**Task statement**.
Leaving out the pictures, please retype each record exactly.

*** Material to process

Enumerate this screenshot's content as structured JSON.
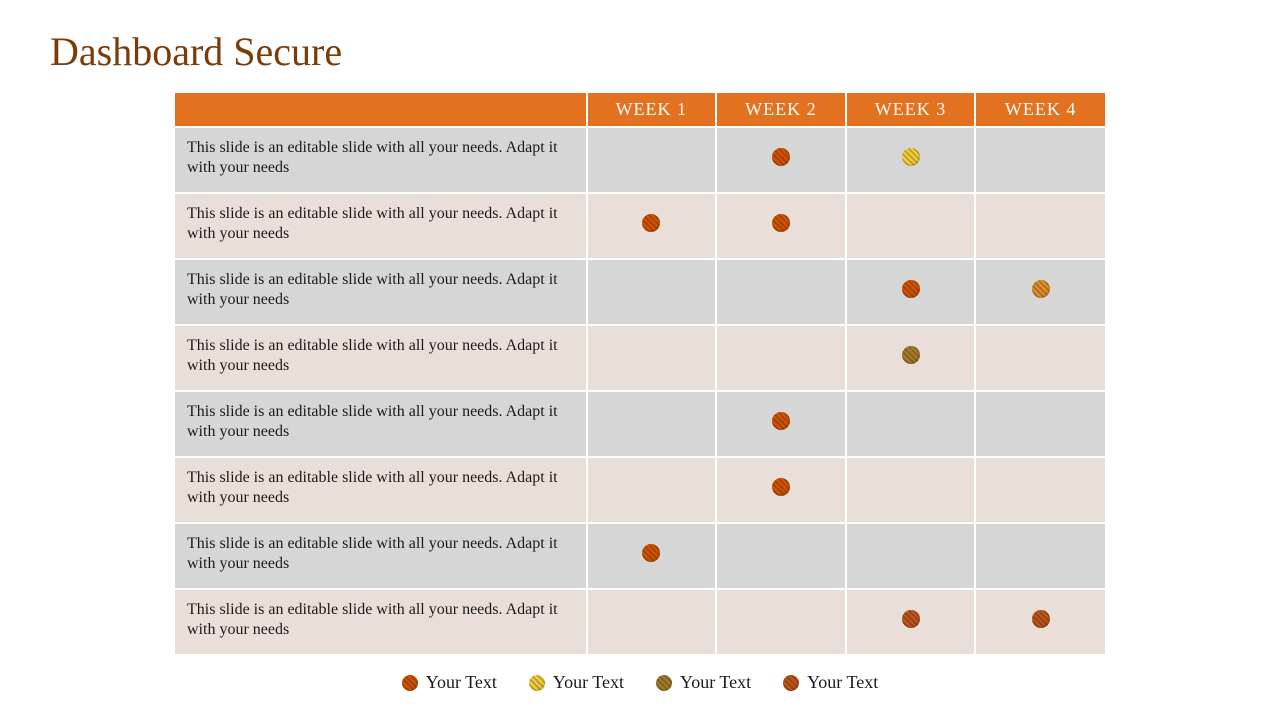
{
  "title": "Dashboard Secure",
  "columns": [
    "WEEK 1",
    "WEEK 2",
    "WEEK 3",
    "WEEK 4"
  ],
  "rowText": "This slide is an editable slide with all your needs. Adapt it with your needs",
  "rows": [
    {
      "dots": [
        null,
        "orange",
        "yellow",
        null
      ]
    },
    {
      "dots": [
        "orange",
        "orange",
        null,
        null
      ]
    },
    {
      "dots": [
        null,
        null,
        "orange",
        "lightorng"
      ]
    },
    {
      "dots": [
        null,
        null,
        "olive",
        null
      ]
    },
    {
      "dots": [
        null,
        "orange",
        null,
        null
      ]
    },
    {
      "dots": [
        null,
        "orange",
        null,
        null
      ]
    },
    {
      "dots": [
        "orange",
        null,
        null,
        null
      ]
    },
    {
      "dots": [
        null,
        null,
        "darkorange",
        "darkorange"
      ]
    }
  ],
  "legend": [
    {
      "label": "Your Text",
      "color": "orange"
    },
    {
      "label": "Your Text",
      "color": "yellow"
    },
    {
      "label": "Your Text",
      "color": "olive"
    },
    {
      "label": "Your Text",
      "color": "darkorange"
    }
  ]
}
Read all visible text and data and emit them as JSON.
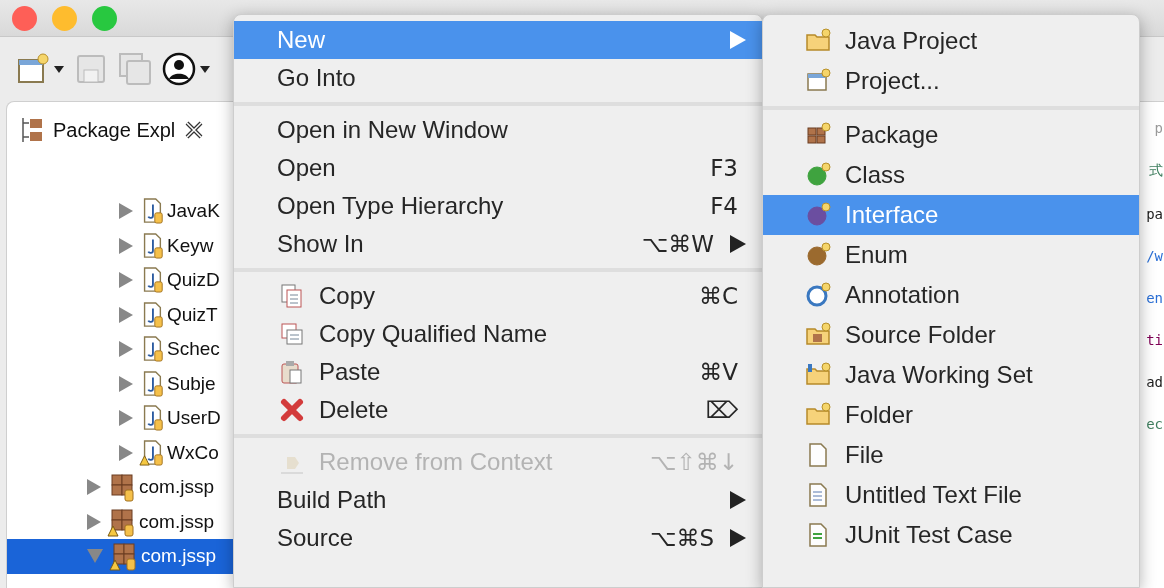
{
  "window": {
    "traffic_lights": [
      {
        "color": "#fe5f57"
      },
      {
        "color": "#febc2e"
      },
      {
        "color": "#28c840"
      }
    ]
  },
  "toolbar": [
    {
      "kind": "new-wizard",
      "dropdown": true,
      "disabled": false
    },
    {
      "kind": "save",
      "dropdown": false,
      "disabled": true
    },
    {
      "kind": "save-all",
      "dropdown": false,
      "disabled": true
    },
    {
      "kind": "account",
      "dropdown": true,
      "disabled": false
    }
  ],
  "explorer": {
    "tab": "Package Expl",
    "files": [
      {
        "label": "JavaK",
        "warning": false,
        "expanded": false
      },
      {
        "label": "Keyw",
        "warning": false,
        "expanded": false
      },
      {
        "label": "QuizD",
        "warning": false,
        "expanded": false
      },
      {
        "label": "QuizT",
        "warning": false,
        "expanded": false
      },
      {
        "label": "Schec",
        "warning": false,
        "expanded": false
      },
      {
        "label": "Subje",
        "warning": false,
        "expanded": false
      },
      {
        "label": "UserD",
        "warning": false,
        "expanded": false
      },
      {
        "label": "WxCo",
        "warning": true,
        "expanded": false
      }
    ],
    "packages": [
      {
        "label": "com.jssp",
        "warning": false,
        "expanded": false,
        "selected": false
      },
      {
        "label": "com.jssp",
        "warning": true,
        "expanded": false,
        "selected": false
      },
      {
        "label": "com.jssp",
        "warning": true,
        "expanded": true,
        "selected": true
      }
    ]
  },
  "editor": {
    "lines": [
      {
        "text": "p",
        "color": "#9a9a9a"
      },
      {
        "text": "式",
        "color": "#3f7f5f"
      },
      {
        "text": "pa",
        "color": "#1e1e1e"
      },
      {
        "text": "/w",
        "color": "#2a6fd6"
      },
      {
        "text": "en",
        "color": "#2a6fd6"
      },
      {
        "text": "ti",
        "color": "#7f0055"
      },
      {
        "text": "ad",
        "color": "#1e1e1e"
      },
      {
        "text": "ec",
        "color": "#3f7f5f"
      }
    ]
  },
  "context_menu": {
    "groups": [
      [
        {
          "label": "New",
          "kind": "plain",
          "submenu": true,
          "selected": true,
          "disabled": false
        },
        {
          "label": "Go Into",
          "kind": "plain",
          "submenu": false,
          "selected": false,
          "disabled": false
        }
      ],
      [
        {
          "label": "Open in New Window",
          "kind": "plain",
          "submenu": false,
          "selected": false,
          "disabled": false
        },
        {
          "label": "Open",
          "kind": "plain",
          "shortcut": "F3",
          "submenu": false,
          "selected": false,
          "disabled": false
        },
        {
          "label": "Open Type Hierarchy",
          "kind": "plain",
          "shortcut": "F4",
          "submenu": false,
          "selected": false,
          "disabled": false
        },
        {
          "label": "Show In",
          "kind": "plain",
          "shortcut": "⌥⌘W",
          "submenu": true,
          "selected": false,
          "disabled": false
        }
      ],
      [
        {
          "label": "Copy",
          "kind": "copy",
          "shortcut": "⌘C",
          "submenu": false,
          "selected": false,
          "disabled": false
        },
        {
          "label": "Copy Qualified Name",
          "kind": "copy-qualified",
          "submenu": false,
          "selected": false,
          "disabled": false
        },
        {
          "label": "Paste",
          "kind": "paste",
          "shortcut": "⌘V",
          "submenu": false,
          "selected": false,
          "disabled": false
        },
        {
          "label": "Delete",
          "kind": "delete",
          "shortcut": "⌦",
          "submenu": false,
          "selected": false,
          "disabled": false
        }
      ],
      [
        {
          "label": "Remove from Context",
          "kind": "remove",
          "shortcut": "⌥⇧⌘↓",
          "submenu": false,
          "selected": false,
          "disabled": true
        },
        {
          "label": "Build Path",
          "kind": "plain",
          "submenu": true,
          "selected": false,
          "disabled": false
        },
        {
          "label": "Source",
          "kind": "plain",
          "shortcut": "⌥⌘S",
          "submenu": true,
          "selected": false,
          "disabled": false
        }
      ]
    ]
  },
  "submenu": {
    "groups": [
      [
        {
          "label": "Java Project",
          "kind": "java-project",
          "selected": false
        },
        {
          "label": "Project...",
          "kind": "project",
          "selected": false
        }
      ],
      [
        {
          "label": "Package",
          "kind": "package",
          "selected": false
        },
        {
          "label": "Class",
          "kind": "class",
          "selected": false
        },
        {
          "label": "Interface",
          "kind": "interface",
          "selected": true
        },
        {
          "label": "Enum",
          "kind": "enum",
          "selected": false
        },
        {
          "label": "Annotation",
          "kind": "annotation",
          "selected": false
        },
        {
          "label": "Source Folder",
          "kind": "source-folder",
          "selected": false
        },
        {
          "label": "Java Working Set",
          "kind": "working-set",
          "selected": false
        },
        {
          "label": "Folder",
          "kind": "folder",
          "selected": false
        },
        {
          "label": "File",
          "kind": "file",
          "selected": false
        },
        {
          "label": "Untitled Text File",
          "kind": "text-file",
          "selected": false
        },
        {
          "label": "JUnit Test Case",
          "kind": "junit",
          "selected": false
        }
      ]
    ]
  }
}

******

**Full output**.
Enumerate this screenshot's content as structured JSON.
{
  "title": "Dashboard Secure",
  "columns": [
    "WEEK 1",
    "WEEK 2",
    "WEEK 3",
    "WEEK 4"
  ],
  "rowText": "This slide is an editable slide with all your needs. Adapt it with your needs",
  "rows": [
    {
      "dots": [
        null,
        "orange",
        "yellow",
        null
      ]
    },
    {
      "dots": [
        "orange",
        "orange",
        null,
        null
      ]
    },
    {
      "dots": [
        null,
        null,
        "orange",
        "lightorng"
      ]
    },
    {
      "dots": [
        null,
        null,
        "olive",
        null
      ]
    },
    {
      "dots": [
        null,
        "orange",
        null,
        null
      ]
    },
    {
      "dots": [
        null,
        "orange",
        null,
        null
      ]
    },
    {
      "dots": [
        "orange",
        null,
        null,
        null
      ]
    },
    {
      "dots": [
        null,
        null,
        "darkorange",
        "darkorange"
      ]
    }
  ],
  "legend": [
    {
      "label": "Your Text",
      "color": "orange"
    },
    {
      "label": "Your Text",
      "color": "yellow"
    },
    {
      "label": "Your Text",
      "color": "olive"
    },
    {
      "label": "Your Text",
      "color": "darkorange"
    }
  ]
}
Read all visible text and data and emit them as JSON.
{
  "window": {
    "traffic_lights": [
      {
        "color": "#fe5f57"
      },
      {
        "color": "#febc2e"
      },
      {
        "color": "#28c840"
      }
    ]
  },
  "toolbar": [
    {
      "kind": "new-wizard",
      "dropdown": true,
      "disabled": false
    },
    {
      "kind": "save",
      "dropdown": false,
      "disabled": true
    },
    {
      "kind": "save-all",
      "dropdown": false,
      "disabled": true
    },
    {
      "kind": "account",
      "dropdown": true,
      "disabled": false
    }
  ],
  "explorer": {
    "tab": "Package Expl",
    "files": [
      {
        "label": "JavaK",
        "warning": false,
        "expanded": false
      },
      {
        "label": "Keyw",
        "warning": false,
        "expanded": false
      },
      {
        "label": "QuizD",
        "warning": false,
        "expanded": false
      },
      {
        "label": "QuizT",
        "warning": false,
        "expanded": false
      },
      {
        "label": "Schec",
        "warning": false,
        "expanded": false
      },
      {
        "label": "Subje",
        "warning": false,
        "expanded": false
      },
      {
        "label": "UserD",
        "warning": false,
        "expanded": false
      },
      {
        "label": "WxCo",
        "warning": true,
        "expanded": false
      }
    ],
    "packages": [
      {
        "label": "com.jssp",
        "warning": false,
        "expanded": false,
        "selected": false
      },
      {
        "label": "com.jssp",
        "warning": true,
        "expanded": false,
        "selected": false
      },
      {
        "label": "com.jssp",
        "warning": true,
        "expanded": true,
        "selected": true
      }
    ]
  },
  "editor": {
    "lines": [
      {
        "text": "p",
        "color": "#9a9a9a"
      },
      {
        "text": "式",
        "color": "#3f7f5f"
      },
      {
        "text": "pa",
        "color": "#1e1e1e"
      },
      {
        "text": "/w",
        "color": "#2a6fd6"
      },
      {
        "text": "en",
        "color": "#2a6fd6"
      },
      {
        "text": "ti",
        "color": "#7f0055"
      },
      {
        "text": "ad",
        "color": "#1e1e1e"
      },
      {
        "text": "ec",
        "color": "#3f7f5f"
      }
    ]
  },
  "context_menu": {
    "groups": [
      [
        {
          "label": "New",
          "kind": "plain",
          "submenu": true,
          "selected": true,
          "disabled": false
        },
        {
          "label": "Go Into",
          "kind": "plain",
          "submenu": false,
          "selected": false,
          "disabled": false
        }
      ],
      [
        {
          "label": "Open in New Window",
          "kind": "plain",
          "submenu": false,
          "selected": false,
          "disabled": false
        },
        {
          "label": "Open",
          "kind": "plain",
          "shortcut": "F3",
          "submenu": false,
          "selected": false,
          "disabled": false
        },
        {
          "label": "Open Type Hierarchy",
          "kind": "plain",
          "shortcut": "F4",
          "submenu": false,
          "selected": false,
          "disabled": false
        },
        {
          "label": "Show In",
          "kind": "plain",
          "shortcut": "⌥⌘W",
          "submenu": true,
          "selected": false,
          "disabled": false
        }
      ],
      [
        {
          "label": "Copy",
          "kind": "copy",
          "shortcut": "⌘C",
          "submenu": false,
          "selected": false,
          "disabled": false
        },
        {
          "label": "Copy Qualified Name",
          "kind": "copy-qualified",
          "submenu": false,
          "selected": false,
          "disabled": false
        },
        {
          "label": "Paste",
          "kind": "paste",
          "shortcut": "⌘V",
          "submenu": false,
          "selected": false,
          "disabled": false
        },
        {
          "label": "Delete",
          "kind": "delete",
          "shortcut": "⌦",
          "submenu": false,
          "selected": false,
          "disabled": false
        }
      ],
      [
        {
          "label": "Remove from Context",
          "kind": "remove",
          "shortcut": "⌥⇧⌘↓",
          "submenu": false,
          "selected": false,
          "disabled": true
        },
        {
          "label": "Build Path",
          "kind": "plain",
          "submenu": true,
          "selected": false,
          "disabled": false
        },
        {
          "label": "Source",
          "kind": "plain",
          "shortcut": "⌥⌘S",
          "submenu": true,
          "selected": false,
          "disabled": false
        }
      ]
    ]
  },
  "submenu": {
    "groups": [
      [
        {
          "label": "Java Project",
          "kind": "java-project",
          "selected": false
        },
        {
          "label": "Project...",
          "kind": "project",
          "selected": false
        }
      ],
      [
        {
          "label": "Package",
          "kind": "package",
          "selected": false
        },
        {
          "label": "Class",
          "kind": "class",
          "selected": false
        },
        {
          "label": "Interface",
          "kind": "interface",
          "selected": true
        },
        {
          "label": "Enum",
          "kind": "enum",
          "selected": false
        },
        {
          "label": "Annotation",
          "kind": "annotation",
          "selected": false
        },
        {
          "label": "Source Folder",
          "kind": "source-folder",
          "selected": false
        },
        {
          "label": "Java Working Set",
          "kind": "working-set",
          "selected": false
        },
        {
          "label": "Folder",
          "kind": "folder",
          "selected": false
        },
        {
          "label": "File",
          "kind": "file",
          "selected": false
        },
        {
          "label": "Untitled Text File",
          "kind": "text-file",
          "selected": false
        },
        {
          "label": "JUnit Test Case",
          "kind": "junit",
          "selected": false
        }
      ]
    ]
  }
}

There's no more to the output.